§ Goal
Search the records below for the word "University". Pull out each line that has it.

§ Extracted records
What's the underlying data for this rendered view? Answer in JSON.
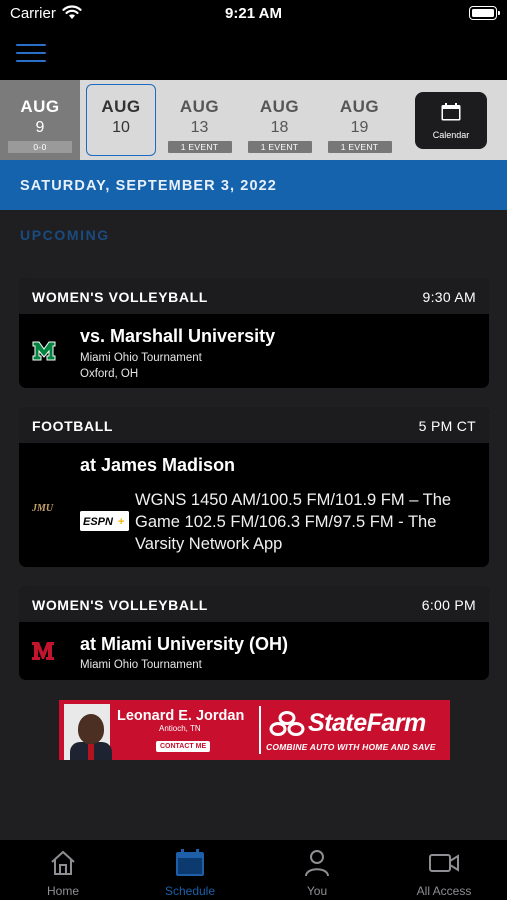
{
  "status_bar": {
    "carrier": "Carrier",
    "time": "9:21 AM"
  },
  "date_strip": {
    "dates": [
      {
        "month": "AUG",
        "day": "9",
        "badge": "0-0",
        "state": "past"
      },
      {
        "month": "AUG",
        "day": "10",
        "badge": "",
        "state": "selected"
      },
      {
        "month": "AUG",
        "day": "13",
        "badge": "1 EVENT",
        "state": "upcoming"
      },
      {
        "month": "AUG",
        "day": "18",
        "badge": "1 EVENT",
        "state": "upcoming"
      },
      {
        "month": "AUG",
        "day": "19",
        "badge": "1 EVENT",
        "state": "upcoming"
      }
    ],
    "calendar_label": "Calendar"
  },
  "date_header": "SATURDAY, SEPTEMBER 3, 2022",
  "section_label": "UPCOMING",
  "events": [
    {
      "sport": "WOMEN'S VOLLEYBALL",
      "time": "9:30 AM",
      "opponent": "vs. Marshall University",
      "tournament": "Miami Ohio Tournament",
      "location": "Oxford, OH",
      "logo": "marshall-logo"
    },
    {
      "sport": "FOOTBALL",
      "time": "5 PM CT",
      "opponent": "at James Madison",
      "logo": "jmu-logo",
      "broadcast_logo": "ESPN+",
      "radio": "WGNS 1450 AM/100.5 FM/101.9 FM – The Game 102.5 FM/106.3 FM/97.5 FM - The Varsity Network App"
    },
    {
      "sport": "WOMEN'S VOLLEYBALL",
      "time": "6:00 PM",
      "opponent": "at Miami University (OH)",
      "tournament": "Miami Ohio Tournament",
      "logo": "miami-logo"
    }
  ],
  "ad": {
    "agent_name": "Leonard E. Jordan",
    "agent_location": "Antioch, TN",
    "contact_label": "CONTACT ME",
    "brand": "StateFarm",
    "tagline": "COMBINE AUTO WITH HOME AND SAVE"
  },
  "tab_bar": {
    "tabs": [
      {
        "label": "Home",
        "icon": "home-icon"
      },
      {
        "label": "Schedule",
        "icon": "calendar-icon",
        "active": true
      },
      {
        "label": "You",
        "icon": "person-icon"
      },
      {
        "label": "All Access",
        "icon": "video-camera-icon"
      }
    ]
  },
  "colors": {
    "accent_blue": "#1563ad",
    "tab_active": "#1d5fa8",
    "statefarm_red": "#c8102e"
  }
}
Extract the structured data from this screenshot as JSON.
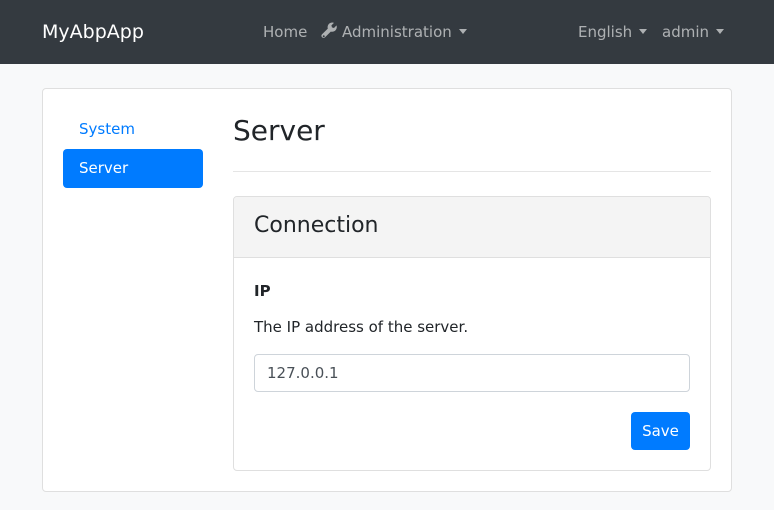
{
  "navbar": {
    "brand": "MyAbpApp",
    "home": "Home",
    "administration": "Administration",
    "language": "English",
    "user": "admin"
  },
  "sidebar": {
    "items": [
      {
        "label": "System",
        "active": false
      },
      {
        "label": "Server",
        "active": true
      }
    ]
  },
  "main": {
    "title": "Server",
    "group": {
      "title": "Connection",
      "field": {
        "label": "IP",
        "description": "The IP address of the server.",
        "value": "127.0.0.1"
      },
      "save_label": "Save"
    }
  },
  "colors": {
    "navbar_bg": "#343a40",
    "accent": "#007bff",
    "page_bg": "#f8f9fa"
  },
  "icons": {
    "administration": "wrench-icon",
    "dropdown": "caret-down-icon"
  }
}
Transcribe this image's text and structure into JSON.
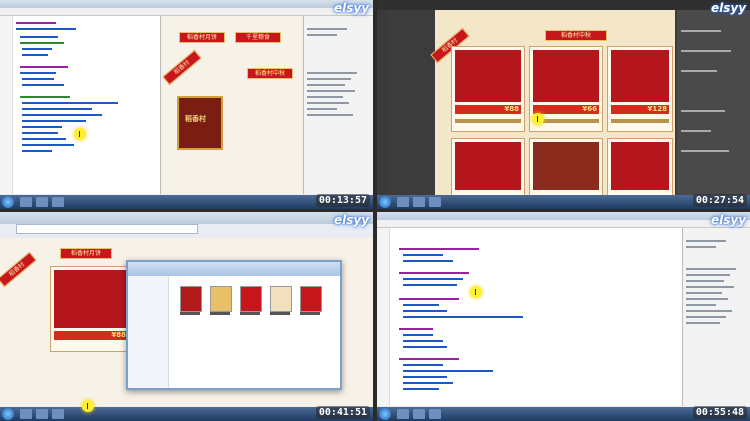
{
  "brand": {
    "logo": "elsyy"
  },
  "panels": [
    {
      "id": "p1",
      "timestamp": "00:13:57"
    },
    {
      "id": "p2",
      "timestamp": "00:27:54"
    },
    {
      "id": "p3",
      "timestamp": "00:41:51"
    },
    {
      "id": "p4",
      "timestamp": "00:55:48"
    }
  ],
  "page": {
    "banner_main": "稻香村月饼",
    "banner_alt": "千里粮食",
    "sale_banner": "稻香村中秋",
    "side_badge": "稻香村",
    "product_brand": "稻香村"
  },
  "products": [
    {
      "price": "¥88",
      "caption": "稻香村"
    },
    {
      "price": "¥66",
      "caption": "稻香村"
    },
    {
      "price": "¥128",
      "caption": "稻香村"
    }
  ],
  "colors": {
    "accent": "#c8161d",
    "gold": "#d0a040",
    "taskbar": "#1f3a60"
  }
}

==

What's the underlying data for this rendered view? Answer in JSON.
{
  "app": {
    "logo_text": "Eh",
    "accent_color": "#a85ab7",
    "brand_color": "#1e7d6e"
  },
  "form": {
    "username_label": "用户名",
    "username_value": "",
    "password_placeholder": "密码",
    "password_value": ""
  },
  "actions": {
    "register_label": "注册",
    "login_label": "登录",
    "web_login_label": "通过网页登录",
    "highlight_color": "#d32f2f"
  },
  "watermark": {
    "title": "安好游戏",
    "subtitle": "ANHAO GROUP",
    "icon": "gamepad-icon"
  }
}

§ The response
      "opponent": "vs. Marshall University",
      "opponent": "at Miami University (OH)",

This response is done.